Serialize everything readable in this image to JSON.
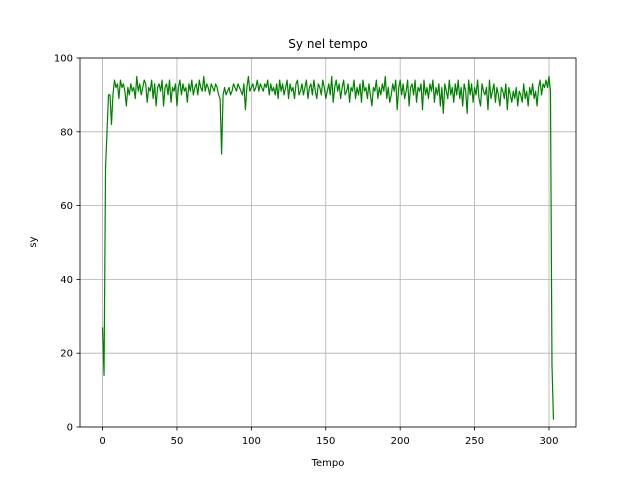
{
  "chart_data": {
    "type": "line",
    "title": "Sy nel tempo",
    "x_label": "Tempo",
    "y_label": "sy",
    "color": "#008000",
    "grid": true,
    "xlim": [
      -15.15,
      318.15
    ],
    "xticks": [
      0,
      50,
      100,
      150,
      200,
      250,
      300
    ],
    "ylim": [
      0,
      100
    ],
    "yticks": [
      0,
      20,
      40,
      60,
      80,
      100
    ],
    "x": [
      0,
      1,
      2,
      3,
      4,
      5,
      6,
      7,
      8,
      9,
      10,
      11,
      12,
      13,
      14,
      15,
      16,
      17,
      18,
      19,
      20,
      21,
      22,
      23,
      24,
      25,
      26,
      27,
      28,
      29,
      30,
      31,
      32,
      33,
      34,
      35,
      36,
      37,
      38,
      39,
      40,
      41,
      42,
      43,
      44,
      45,
      46,
      47,
      48,
      49,
      50,
      51,
      52,
      53,
      54,
      55,
      56,
      57,
      58,
      59,
      60,
      61,
      62,
      63,
      64,
      65,
      66,
      67,
      68,
      69,
      70,
      71,
      72,
      73,
      74,
      75,
      76,
      77,
      78,
      79,
      80,
      81,
      82,
      83,
      84,
      85,
      86,
      87,
      88,
      89,
      90,
      91,
      92,
      93,
      94,
      95,
      96,
      97,
      98,
      99,
      100,
      101,
      102,
      103,
      104,
      105,
      106,
      107,
      108,
      109,
      110,
      111,
      112,
      113,
      114,
      115,
      116,
      117,
      118,
      119,
      120,
      121,
      122,
      123,
      124,
      125,
      126,
      127,
      128,
      129,
      130,
      131,
      132,
      133,
      134,
      135,
      136,
      137,
      138,
      139,
      140,
      141,
      142,
      143,
      144,
      145,
      146,
      147,
      148,
      149,
      150,
      151,
      152,
      153,
      154,
      155,
      156,
      157,
      158,
      159,
      160,
      161,
      162,
      163,
      164,
      165,
      166,
      167,
      168,
      169,
      170,
      171,
      172,
      173,
      174,
      175,
      176,
      177,
      178,
      179,
      180,
      181,
      182,
      183,
      184,
      185,
      186,
      187,
      188,
      189,
      190,
      191,
      192,
      193,
      194,
      195,
      196,
      197,
      198,
      199,
      200,
      201,
      202,
      203,
      204,
      205,
      206,
      207,
      208,
      209,
      210,
      211,
      212,
      213,
      214,
      215,
      216,
      217,
      218,
      219,
      220,
      221,
      222,
      223,
      224,
      225,
      226,
      227,
      228,
      229,
      230,
      231,
      232,
      233,
      234,
      235,
      236,
      237,
      238,
      239,
      240,
      241,
      242,
      243,
      244,
      245,
      246,
      247,
      248,
      249,
      250,
      251,
      252,
      253,
      254,
      255,
      256,
      257,
      258,
      259,
      260,
      261,
      262,
      263,
      264,
      265,
      266,
      267,
      268,
      269,
      270,
      271,
      272,
      273,
      274,
      275,
      276,
      277,
      278,
      279,
      280,
      281,
      282,
      283,
      284,
      285,
      286,
      287,
      288,
      289,
      290,
      291,
      292,
      293,
      294,
      295,
      296,
      297,
      298,
      299,
      300,
      301,
      302,
      303
    ],
    "values": [
      27,
      14,
      70,
      80,
      90,
      90,
      82,
      90,
      94,
      92,
      93,
      89,
      94,
      92,
      93,
      91,
      87,
      92,
      90,
      93,
      91,
      92,
      89,
      95,
      91,
      93,
      90,
      92,
      94,
      93,
      88,
      92,
      91,
      94,
      89,
      93,
      87,
      92,
      93,
      91,
      94,
      87,
      92,
      93,
      90,
      94,
      88,
      92,
      91,
      93,
      87,
      92,
      94,
      90,
      93,
      91,
      92,
      88,
      93,
      91,
      94,
      90,
      92,
      93,
      90,
      94,
      92,
      91,
      95,
      91,
      93,
      92,
      90,
      93,
      92,
      91,
      93,
      92,
      90,
      89,
      74,
      90,
      92,
      90,
      91,
      92,
      90,
      91,
      93,
      92,
      91,
      93,
      92,
      91,
      90,
      93,
      86,
      92,
      95,
      91,
      92,
      93,
      91,
      92,
      94,
      91,
      93,
      92,
      91,
      93,
      92,
      94,
      90,
      93,
      91,
      92,
      90,
      93,
      89,
      94,
      91,
      93,
      90,
      92,
      94,
      89,
      93,
      91,
      92,
      89,
      93,
      94,
      90,
      91,
      93,
      90,
      92,
      94,
      89,
      92,
      93,
      90,
      94,
      91,
      89,
      93,
      92,
      90,
      94,
      92,
      89,
      91,
      93,
      90,
      95,
      88,
      92,
      94,
      91,
      93,
      89,
      92,
      94,
      90,
      91,
      93,
      88,
      92,
      91,
      94,
      89,
      92,
      90,
      93,
      88,
      94,
      91,
      92,
      89,
      93,
      90,
      87,
      92,
      91,
      94,
      89,
      92,
      90,
      93,
      91,
      95,
      89,
      92,
      88,
      90,
      93,
      91,
      94,
      86,
      92,
      94,
      90,
      93,
      89,
      91,
      94,
      87,
      92,
      93,
      90,
      94,
      88,
      92,
      91,
      93,
      86,
      94,
      90,
      92,
      89,
      93,
      91,
      94,
      88,
      92,
      90,
      93,
      87,
      92,
      85,
      93,
      91,
      89,
      94,
      90,
      92,
      88,
      93,
      90,
      94,
      89,
      92,
      87,
      93,
      91,
      85,
      94,
      90,
      93,
      88,
      92,
      90,
      94,
      89,
      87,
      93,
      91,
      90,
      92,
      86,
      94,
      89,
      91,
      93,
      88,
      92,
      90,
      87,
      92,
      91,
      89,
      93,
      86,
      92,
      90,
      88,
      91,
      89,
      92,
      87,
      91,
      90,
      88,
      93,
      89,
      91,
      87,
      92,
      90,
      93,
      89,
      91,
      87,
      92,
      94,
      90,
      93,
      92,
      94,
      92,
      95,
      91,
      17,
      2
    ]
  }
}
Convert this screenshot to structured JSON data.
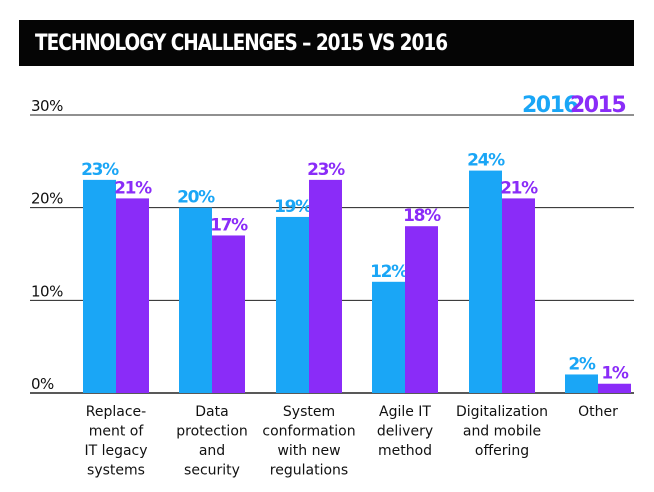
{
  "chart_data": {
    "type": "bar",
    "title": "TECHNOLOGY CHALLENGES – 2015 VS 2016",
    "categories": [
      [
        "Replace-",
        "ment of",
        "IT legacy",
        "systems"
      ],
      [
        "Data",
        "protection",
        "and",
        "security"
      ],
      [
        "System",
        "conformation",
        "with new",
        "regulations"
      ],
      [
        "Agile IT",
        "delivery",
        "method"
      ],
      [
        "Digitalization",
        "and mobile",
        "offering"
      ],
      [
        "Other"
      ]
    ],
    "series": [
      {
        "name": "2016",
        "color": "#1aa6f6",
        "values": [
          23,
          20,
          19,
          12,
          24,
          2
        ]
      },
      {
        "name": "2015",
        "color": "#8a2cf8",
        "values": [
          21,
          17,
          23,
          18,
          21,
          1
        ]
      }
    ],
    "value_suffix": "%",
    "yticks": [
      "0%",
      "10%",
      "20%",
      "30%"
    ],
    "ylim": [
      0,
      30
    ],
    "grid": true,
    "legend_position": "top-right"
  }
}
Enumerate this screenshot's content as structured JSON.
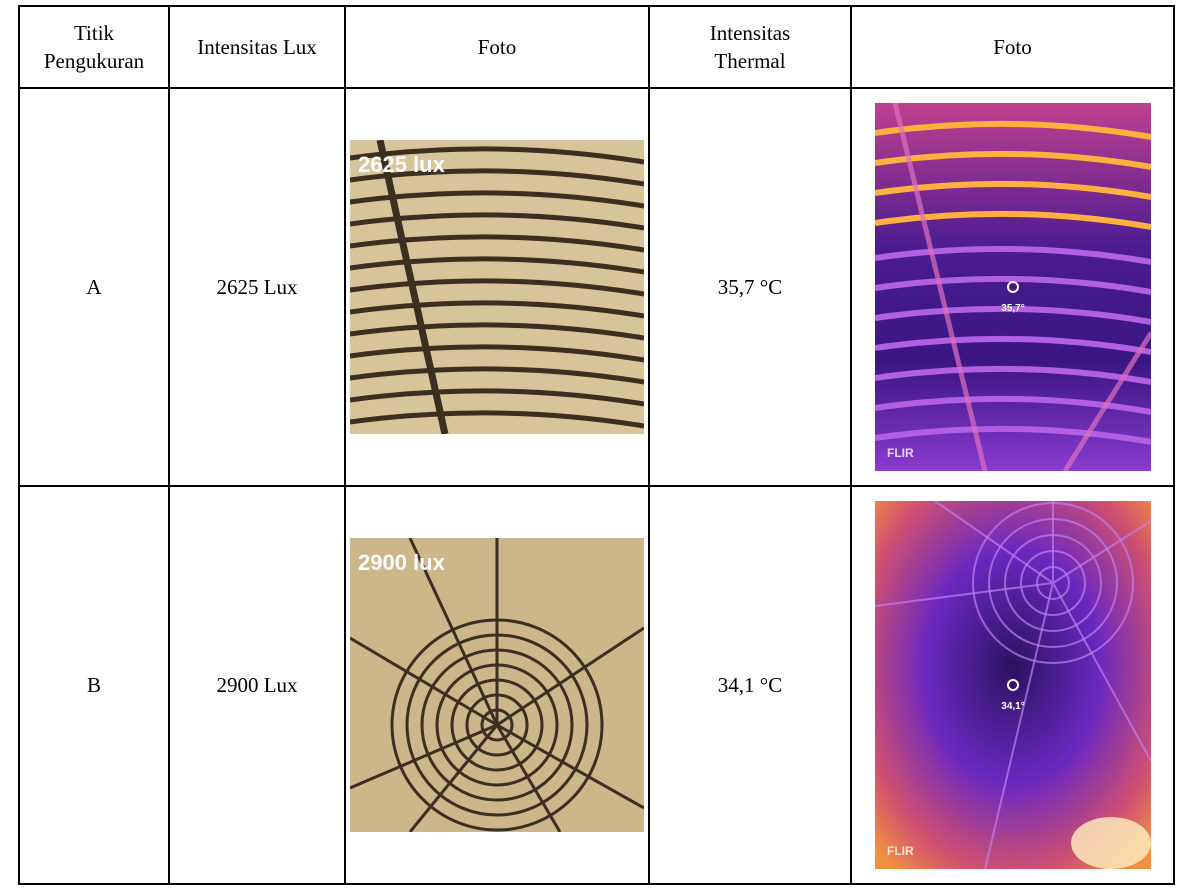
{
  "headers": [
    "Titik\nPengukuran",
    "Intensitas Lux",
    "Foto",
    "Intensitas\nThermal",
    "Foto"
  ],
  "header_lines": {
    "col1": [
      "Titik",
      "Pengukuran"
    ],
    "col2": "Intensitas Lux",
    "col3": "Foto",
    "col4": [
      "Intensitas",
      "Thermal"
    ],
    "col5": "Foto"
  },
  "rows": [
    {
      "point": "A",
      "lux": "2625 Lux",
      "photo_label": "2625 lux",
      "thermal": "35,7 °C",
      "thermal_label": "35,7°",
      "brand": "FLIR"
    },
    {
      "point": "B",
      "lux": "2900 Lux",
      "photo_label": "2900 lux",
      "thermal": "34,1 °C",
      "thermal_label": "34,1°",
      "brand": "FLIR"
    }
  ],
  "colors": {
    "photo_bg": "#d8c49a",
    "grid_line": "#3a2f20",
    "thermal_dark": "#2a1360",
    "thermal_mid": "#7a2ed0",
    "thermal_hot": "#ffb040"
  }
}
========
Instructions to follow:
Return solely the number of lines in the data that include the word "structured".

Solution to this task:
2